■ RECORDED DATA:
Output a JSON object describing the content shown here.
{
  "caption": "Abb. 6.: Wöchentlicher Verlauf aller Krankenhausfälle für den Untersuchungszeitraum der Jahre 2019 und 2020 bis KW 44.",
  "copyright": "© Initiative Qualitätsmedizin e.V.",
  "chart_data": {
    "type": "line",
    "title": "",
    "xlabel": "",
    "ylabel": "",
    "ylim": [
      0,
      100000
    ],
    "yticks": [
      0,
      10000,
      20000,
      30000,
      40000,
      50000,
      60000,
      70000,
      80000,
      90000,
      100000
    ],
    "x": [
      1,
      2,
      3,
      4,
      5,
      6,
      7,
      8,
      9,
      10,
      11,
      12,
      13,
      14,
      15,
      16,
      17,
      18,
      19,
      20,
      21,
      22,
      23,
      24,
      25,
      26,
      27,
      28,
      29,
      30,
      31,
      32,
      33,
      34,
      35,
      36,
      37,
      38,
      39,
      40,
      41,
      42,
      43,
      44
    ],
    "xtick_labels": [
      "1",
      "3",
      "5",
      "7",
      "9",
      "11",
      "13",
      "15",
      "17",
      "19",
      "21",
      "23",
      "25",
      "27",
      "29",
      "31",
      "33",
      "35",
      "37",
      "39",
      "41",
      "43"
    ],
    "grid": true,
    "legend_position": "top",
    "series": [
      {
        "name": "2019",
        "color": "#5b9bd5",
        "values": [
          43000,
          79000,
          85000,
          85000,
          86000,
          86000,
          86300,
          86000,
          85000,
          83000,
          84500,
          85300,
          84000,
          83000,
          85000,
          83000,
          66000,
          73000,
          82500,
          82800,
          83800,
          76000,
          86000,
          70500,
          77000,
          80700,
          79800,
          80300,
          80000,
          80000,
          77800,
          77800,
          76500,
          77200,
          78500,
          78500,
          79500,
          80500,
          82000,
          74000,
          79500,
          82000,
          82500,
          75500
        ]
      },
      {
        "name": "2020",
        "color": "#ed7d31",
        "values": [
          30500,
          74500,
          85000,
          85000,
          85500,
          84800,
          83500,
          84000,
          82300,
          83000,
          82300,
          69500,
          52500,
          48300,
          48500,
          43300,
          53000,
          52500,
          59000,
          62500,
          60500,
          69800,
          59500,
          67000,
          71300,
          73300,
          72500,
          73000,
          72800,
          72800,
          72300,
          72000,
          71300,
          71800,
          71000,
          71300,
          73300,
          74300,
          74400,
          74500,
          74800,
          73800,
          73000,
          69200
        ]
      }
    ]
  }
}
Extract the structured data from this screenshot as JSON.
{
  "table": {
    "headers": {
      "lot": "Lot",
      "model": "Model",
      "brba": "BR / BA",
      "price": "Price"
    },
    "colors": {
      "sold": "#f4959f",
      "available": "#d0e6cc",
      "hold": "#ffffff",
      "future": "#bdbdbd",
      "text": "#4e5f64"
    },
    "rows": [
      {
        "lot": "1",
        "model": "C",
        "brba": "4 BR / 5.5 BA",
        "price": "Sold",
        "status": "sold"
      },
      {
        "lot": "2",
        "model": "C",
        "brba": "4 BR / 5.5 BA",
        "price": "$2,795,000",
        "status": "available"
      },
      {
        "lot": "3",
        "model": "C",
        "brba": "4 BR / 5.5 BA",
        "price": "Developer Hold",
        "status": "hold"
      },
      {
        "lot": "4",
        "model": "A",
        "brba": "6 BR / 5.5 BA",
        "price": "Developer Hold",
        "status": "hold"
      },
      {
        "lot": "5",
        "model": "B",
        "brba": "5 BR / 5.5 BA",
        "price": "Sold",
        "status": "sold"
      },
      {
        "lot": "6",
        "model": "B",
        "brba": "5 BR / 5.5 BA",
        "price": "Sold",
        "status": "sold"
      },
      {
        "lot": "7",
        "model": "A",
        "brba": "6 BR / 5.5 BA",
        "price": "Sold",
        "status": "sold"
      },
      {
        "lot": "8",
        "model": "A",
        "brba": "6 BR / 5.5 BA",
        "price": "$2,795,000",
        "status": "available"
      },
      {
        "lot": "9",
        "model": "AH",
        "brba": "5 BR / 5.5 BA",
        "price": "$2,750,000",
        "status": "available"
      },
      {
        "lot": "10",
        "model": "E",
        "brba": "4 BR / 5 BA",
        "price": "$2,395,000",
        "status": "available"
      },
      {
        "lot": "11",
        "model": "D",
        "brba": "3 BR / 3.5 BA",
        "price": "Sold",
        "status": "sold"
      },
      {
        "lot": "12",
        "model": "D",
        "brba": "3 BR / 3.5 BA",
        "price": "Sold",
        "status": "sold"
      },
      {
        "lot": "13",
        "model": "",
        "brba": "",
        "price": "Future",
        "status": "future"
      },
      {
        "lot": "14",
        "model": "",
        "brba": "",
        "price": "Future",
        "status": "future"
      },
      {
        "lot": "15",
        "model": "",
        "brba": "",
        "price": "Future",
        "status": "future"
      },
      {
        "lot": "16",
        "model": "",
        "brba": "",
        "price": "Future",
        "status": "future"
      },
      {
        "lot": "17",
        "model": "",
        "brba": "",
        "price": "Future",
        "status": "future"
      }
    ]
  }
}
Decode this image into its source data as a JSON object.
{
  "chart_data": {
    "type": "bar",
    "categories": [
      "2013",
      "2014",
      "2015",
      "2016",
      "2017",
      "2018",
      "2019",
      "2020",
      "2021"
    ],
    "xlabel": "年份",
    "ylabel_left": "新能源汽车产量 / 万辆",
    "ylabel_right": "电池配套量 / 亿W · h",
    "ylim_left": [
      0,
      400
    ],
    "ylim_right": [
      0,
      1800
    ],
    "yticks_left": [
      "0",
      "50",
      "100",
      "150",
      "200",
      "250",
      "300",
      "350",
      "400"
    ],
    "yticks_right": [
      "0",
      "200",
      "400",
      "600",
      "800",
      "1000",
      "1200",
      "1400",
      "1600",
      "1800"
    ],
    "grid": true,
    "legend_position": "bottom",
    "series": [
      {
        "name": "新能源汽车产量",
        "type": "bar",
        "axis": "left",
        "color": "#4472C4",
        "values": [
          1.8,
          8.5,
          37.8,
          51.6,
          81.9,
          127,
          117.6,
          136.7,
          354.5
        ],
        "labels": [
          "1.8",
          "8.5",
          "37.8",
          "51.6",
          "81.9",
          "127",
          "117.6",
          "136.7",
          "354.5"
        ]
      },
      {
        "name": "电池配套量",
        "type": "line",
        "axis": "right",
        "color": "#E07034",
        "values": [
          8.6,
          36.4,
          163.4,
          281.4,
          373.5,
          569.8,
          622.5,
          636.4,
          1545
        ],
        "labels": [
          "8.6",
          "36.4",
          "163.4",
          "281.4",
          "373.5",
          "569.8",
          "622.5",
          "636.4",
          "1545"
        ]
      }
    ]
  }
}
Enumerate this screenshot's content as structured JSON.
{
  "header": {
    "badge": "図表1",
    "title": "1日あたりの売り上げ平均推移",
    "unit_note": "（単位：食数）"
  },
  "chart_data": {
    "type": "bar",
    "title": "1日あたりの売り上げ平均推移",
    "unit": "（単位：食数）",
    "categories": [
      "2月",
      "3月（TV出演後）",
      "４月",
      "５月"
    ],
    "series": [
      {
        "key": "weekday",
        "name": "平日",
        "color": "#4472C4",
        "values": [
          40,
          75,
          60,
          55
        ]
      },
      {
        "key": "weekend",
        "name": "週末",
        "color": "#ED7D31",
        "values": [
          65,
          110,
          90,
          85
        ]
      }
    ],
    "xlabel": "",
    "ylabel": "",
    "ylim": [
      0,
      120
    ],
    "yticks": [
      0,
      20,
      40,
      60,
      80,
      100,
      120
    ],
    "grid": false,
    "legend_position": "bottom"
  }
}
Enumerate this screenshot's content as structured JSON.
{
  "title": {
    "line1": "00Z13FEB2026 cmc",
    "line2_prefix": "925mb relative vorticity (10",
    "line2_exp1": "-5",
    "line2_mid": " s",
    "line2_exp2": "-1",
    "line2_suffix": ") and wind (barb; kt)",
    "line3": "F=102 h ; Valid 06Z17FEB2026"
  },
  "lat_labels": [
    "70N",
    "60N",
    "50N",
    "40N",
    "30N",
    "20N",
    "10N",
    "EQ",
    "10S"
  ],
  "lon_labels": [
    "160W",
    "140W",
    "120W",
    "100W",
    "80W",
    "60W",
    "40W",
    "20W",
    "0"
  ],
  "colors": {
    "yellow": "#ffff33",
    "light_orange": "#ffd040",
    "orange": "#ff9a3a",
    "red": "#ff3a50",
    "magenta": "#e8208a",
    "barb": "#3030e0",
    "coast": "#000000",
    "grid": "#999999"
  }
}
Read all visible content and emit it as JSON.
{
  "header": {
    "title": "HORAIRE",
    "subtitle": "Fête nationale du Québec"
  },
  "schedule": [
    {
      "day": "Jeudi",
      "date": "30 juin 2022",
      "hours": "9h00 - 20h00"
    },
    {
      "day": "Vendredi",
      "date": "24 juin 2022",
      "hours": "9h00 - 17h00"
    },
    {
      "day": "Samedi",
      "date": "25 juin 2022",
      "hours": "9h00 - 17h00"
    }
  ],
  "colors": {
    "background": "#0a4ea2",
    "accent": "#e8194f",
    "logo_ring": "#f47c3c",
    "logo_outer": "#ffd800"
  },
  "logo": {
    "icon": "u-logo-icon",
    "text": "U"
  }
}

■ WHAT THE TASK REQUIRES: From the entries above, collect every line with the string "grid" in it.

■ ANSWER TO THE TASK:
    "grid": true,
    "grid": true,
    "grid": false,
    "grid": "#999999"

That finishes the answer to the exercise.